__Required work__
Set the listing down unchanged, minus every embedded image.

__Data in this exercise__
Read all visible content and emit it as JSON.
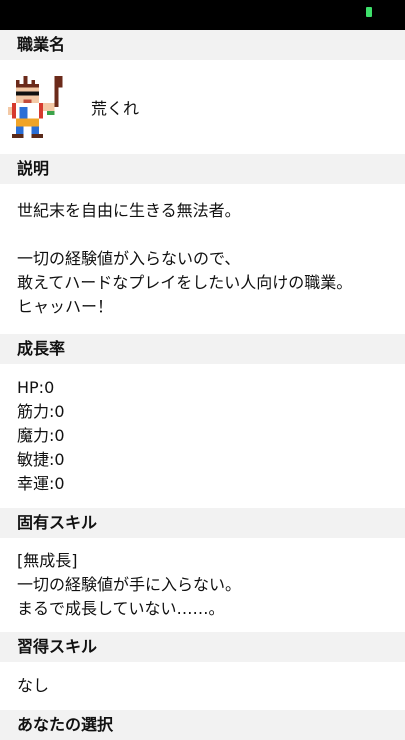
{
  "job": {
    "header": "職業名",
    "name": "荒くれ",
    "icon": "brute-sprite-icon"
  },
  "description": {
    "header": "説明",
    "lines": [
      "世紀末を自由に生きる無法者。",
      "",
      "一切の経験値が入らないので、",
      "敢えてハードなプレイをしたい人向けの職業。",
      "ヒャッハー！"
    ]
  },
  "growth": {
    "header": "成長率",
    "stats": [
      "HP:0",
      "筋力:0",
      "魔力:0",
      "敏捷:0",
      "幸運:0"
    ]
  },
  "unique_skill": {
    "header": "固有スキル",
    "lines": [
      "[無成長]",
      "一切の経験値が手に入らない。",
      "まるで成長していない……。"
    ]
  },
  "learned_skill": {
    "header": "習得スキル",
    "value": "なし"
  },
  "choice": {
    "header": "あなたの選択"
  },
  "status_bar": {
    "battery_color": "#3ee06b"
  }
}
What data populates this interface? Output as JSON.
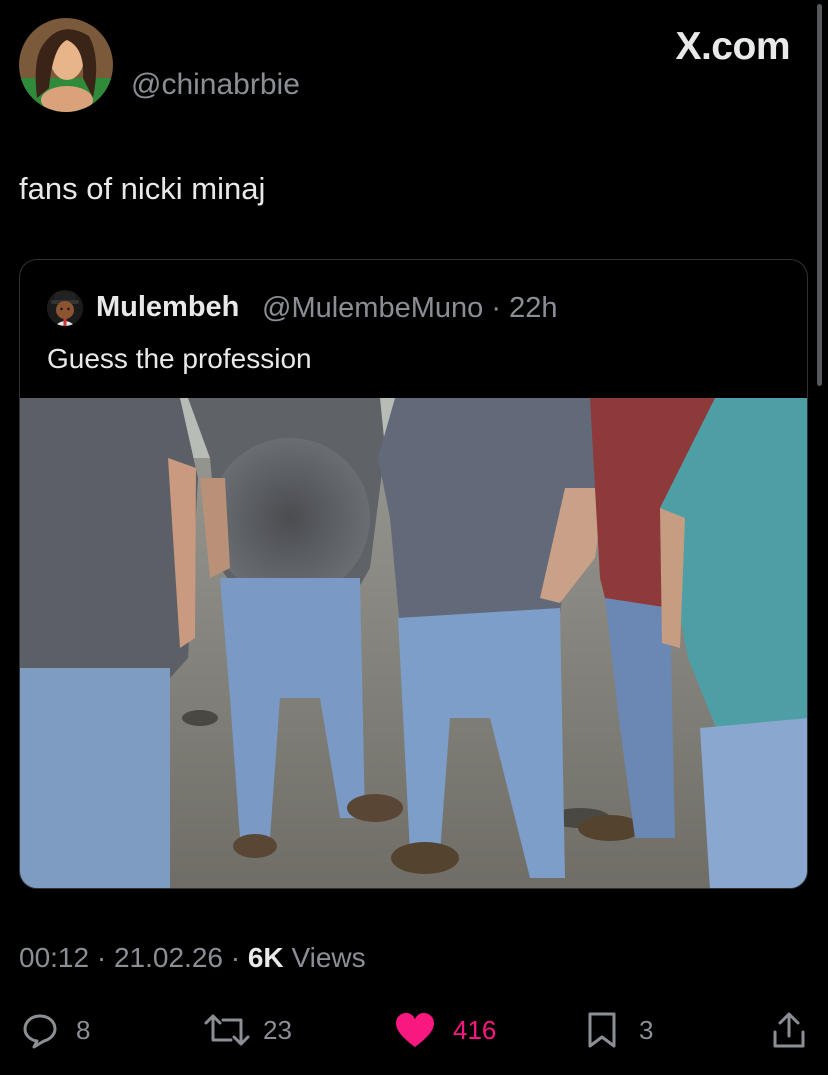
{
  "tweet": {
    "handle": "@chinabrbie",
    "text": "fans of nicki minaj",
    "avatar_icon": "profile-photo"
  },
  "brand": {
    "label": "X.com"
  },
  "quoted": {
    "name": "Mulembeh",
    "handle": "@MulembeMuno",
    "separator": "·",
    "time": "22h",
    "text": "Guess the profession",
    "avatar_icon": "businessman-emoji-avatar"
  },
  "meta": {
    "time": "00:12",
    "date": "21.02.26",
    "views_count": "6K",
    "views_label": "Views",
    "separator": "·"
  },
  "actions": {
    "replies": "8",
    "reposts": "23",
    "likes": "416",
    "bookmarks": "3"
  },
  "colors": {
    "background": "#000000",
    "text": "#e7e9ea",
    "muted": "#8b8f95",
    "like": "#f91880",
    "border": "#2f3336"
  }
}
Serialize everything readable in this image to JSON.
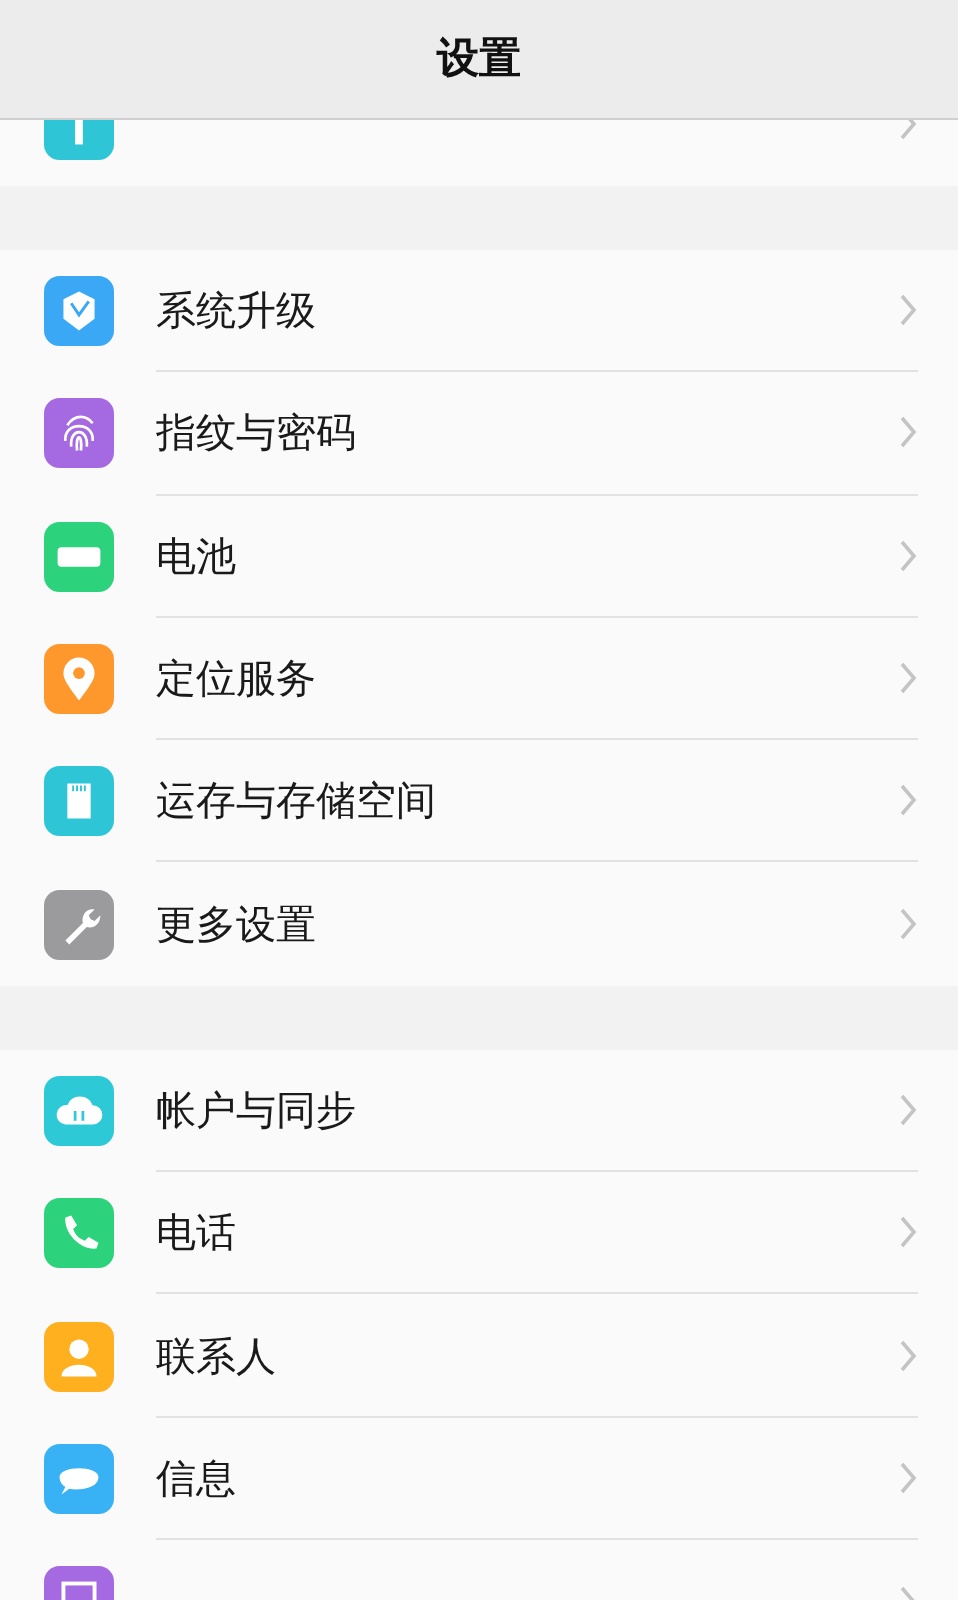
{
  "title": "设置",
  "sections": [
    {
      "items": [
        {
          "kind": "font",
          "color": "#2ec6d6"
        }
      ]
    },
    {
      "items": [
        {
          "label": "系统升级",
          "kind": "upgrade",
          "color": "#3aa8f4"
        },
        {
          "label": "指纹与密码",
          "kind": "fingerprint",
          "color": "#a56ae2"
        },
        {
          "label": "电池",
          "kind": "battery",
          "color": "#2dd27c"
        },
        {
          "label": "定位服务",
          "kind": "location",
          "color": "#ff982c"
        },
        {
          "label": "运存与存储空间",
          "kind": "storage",
          "color": "#2ec6d6"
        },
        {
          "label": "更多设置",
          "kind": "wrench",
          "color": "#9b9b9e"
        }
      ]
    },
    {
      "items": [
        {
          "label": "帐户与同步",
          "kind": "cloud",
          "color": "#2ec9d6"
        },
        {
          "label": "电话",
          "kind": "phone",
          "color": "#2dd27c"
        },
        {
          "label": "联系人",
          "kind": "contact",
          "color": "#ffb01e"
        },
        {
          "label": "信息",
          "kind": "message",
          "color": "#38b2f5"
        },
        {
          "kind": "album",
          "color": "#a56ae2"
        }
      ]
    }
  ]
}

__Answer to the problem__
Read all visible content and emit it as JSON.
{
  "job": {
    "header": "職業名",
    "name": "荒くれ",
    "icon": "brute-sprite-icon"
  },
  "description": {
    "header": "説明",
    "lines": [
      "世紀末を自由に生きる無法者。",
      "",
      "一切の経験値が入らないので、",
      "敢えてハードなプレイをしたい人向けの職業。",
      "ヒャッハー！"
    ]
  },
  "growth": {
    "header": "成長率",
    "stats": [
      "HP:0",
      "筋力:0",
      "魔力:0",
      "敏捷:0",
      "幸運:0"
    ]
  },
  "unique_skill": {
    "header": "固有スキル",
    "lines": [
      "[無成長]",
      "一切の経験値が手に入らない。",
      "まるで成長していない……。"
    ]
  },
  "learned_skill": {
    "header": "習得スキル",
    "value": "なし"
  },
  "choice": {
    "header": "あなたの選択"
  },
  "status_bar": {
    "battery_color": "#3ee06b"
  }
}
What data populates this interface? Output as JSON.
{
  "tweet": {
    "handle": "@chinabrbie",
    "text": "fans of nicki minaj",
    "avatar_icon": "profile-photo"
  },
  "brand": {
    "label": "X.com"
  },
  "quoted": {
    "name": "Mulembeh",
    "handle": "@MulembeMuno",
    "separator": "·",
    "time": "22h",
    "text": "Guess the profession",
    "avatar_icon": "businessman-emoji-avatar"
  },
  "meta": {
    "time": "00:12",
    "date": "21.02.26",
    "views_count": "6K",
    "views_label": "Views",
    "separator": "·"
  },
  "actions": {
    "replies": "8",
    "reposts": "23",
    "likes": "416",
    "bookmarks": "3"
  },
  "colors": {
    "background": "#000000",
    "text": "#e7e9ea",
    "muted": "#8b8f95",
    "like": "#f91880",
    "border": "#2f3336"
  }
}
Serialize everything readable in this image to JSON.
{
  "title": "设置",
  "sections": [
    {
      "items": [
        {
          "kind": "font",
          "color": "#2ec6d6"
        }
      ]
    },
    {
      "items": [
        {
          "label": "系统升级",
          "kind": "upgrade",
          "color": "#3aa8f4"
        },
        {
          "label": "指纹与密码",
          "kind": "fingerprint",
          "color": "#a56ae2"
        },
        {
          "label": "电池",
          "kind": "battery",
          "color": "#2dd27c"
        },
        {
          "label": "定位服务",
          "kind": "location",
          "color": "#ff982c"
        },
        {
          "label": "运存与存储空间",
          "kind": "storage",
          "color": "#2ec6d6"
        },
        {
          "label": "更多设置",
          "kind": "wrench",
          "color": "#9b9b9e"
        }
      ]
    },
    {
      "items": [
        {
          "label": "帐户与同步",
          "kind": "cloud",
          "color": "#2ec9d6"
        },
        {
          "label": "电话",
          "kind": "phone",
          "color": "#2dd27c"
        },
        {
          "label": "联系人",
          "kind": "contact",
          "color": "#ffb01e"
        },
        {
          "label": "信息",
          "kind": "message",
          "color": "#38b2f5"
        },
        {
          "kind": "album",
          "color": "#a56ae2"
        }
      ]
    }
  ]
}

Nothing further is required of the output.